### Written exercise
Tally the lines containing the word "mask" and give the total alone.

─── The records ───

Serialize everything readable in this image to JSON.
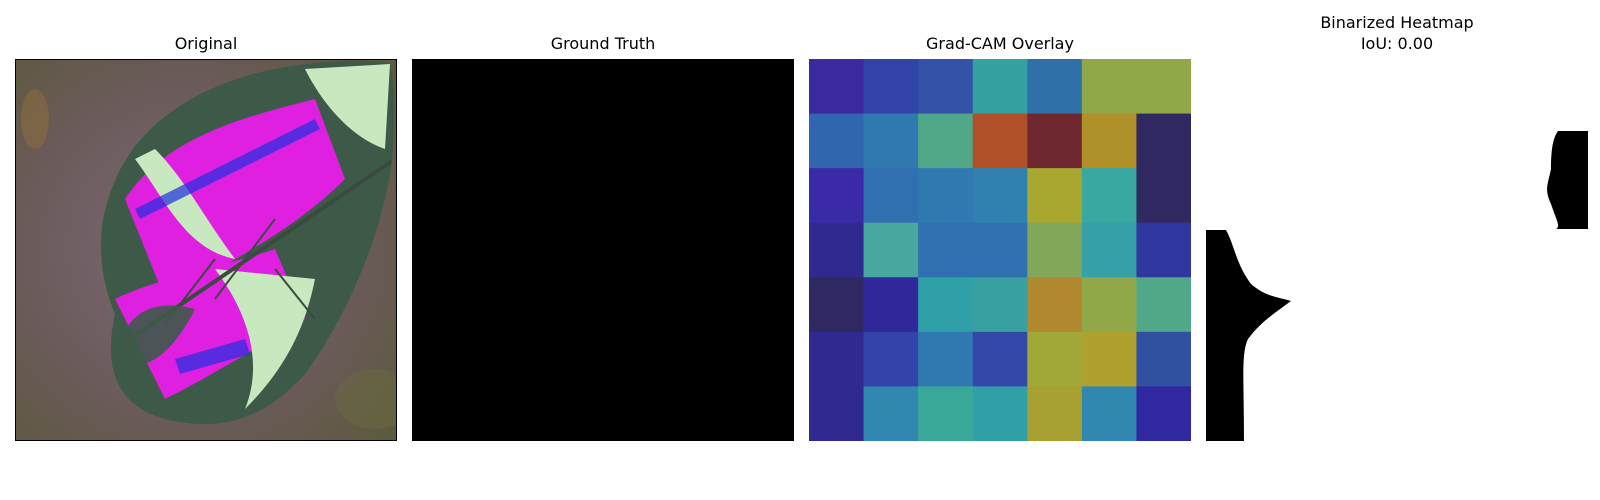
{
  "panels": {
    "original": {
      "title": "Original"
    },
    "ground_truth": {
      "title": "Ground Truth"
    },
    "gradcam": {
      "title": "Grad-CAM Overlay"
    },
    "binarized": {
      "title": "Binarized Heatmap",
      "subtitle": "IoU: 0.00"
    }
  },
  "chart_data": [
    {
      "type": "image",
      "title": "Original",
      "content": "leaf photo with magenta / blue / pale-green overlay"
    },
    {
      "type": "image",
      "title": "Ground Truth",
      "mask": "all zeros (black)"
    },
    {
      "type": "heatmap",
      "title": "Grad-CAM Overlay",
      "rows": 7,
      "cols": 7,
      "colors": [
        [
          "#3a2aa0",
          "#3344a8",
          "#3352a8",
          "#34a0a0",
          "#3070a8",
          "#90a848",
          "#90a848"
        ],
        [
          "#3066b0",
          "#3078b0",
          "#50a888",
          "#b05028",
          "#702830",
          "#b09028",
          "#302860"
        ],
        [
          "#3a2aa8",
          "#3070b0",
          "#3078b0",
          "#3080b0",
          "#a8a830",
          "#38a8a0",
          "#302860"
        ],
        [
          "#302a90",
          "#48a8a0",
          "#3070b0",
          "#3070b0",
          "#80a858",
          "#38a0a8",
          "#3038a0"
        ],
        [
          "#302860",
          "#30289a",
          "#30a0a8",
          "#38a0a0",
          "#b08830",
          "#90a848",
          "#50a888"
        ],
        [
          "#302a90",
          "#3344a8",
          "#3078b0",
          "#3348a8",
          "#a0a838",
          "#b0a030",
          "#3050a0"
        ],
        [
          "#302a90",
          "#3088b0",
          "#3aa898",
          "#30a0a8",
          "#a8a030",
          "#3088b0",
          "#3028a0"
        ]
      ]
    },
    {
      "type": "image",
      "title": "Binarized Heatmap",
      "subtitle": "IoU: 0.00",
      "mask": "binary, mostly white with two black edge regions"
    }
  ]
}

───

### Task answer
2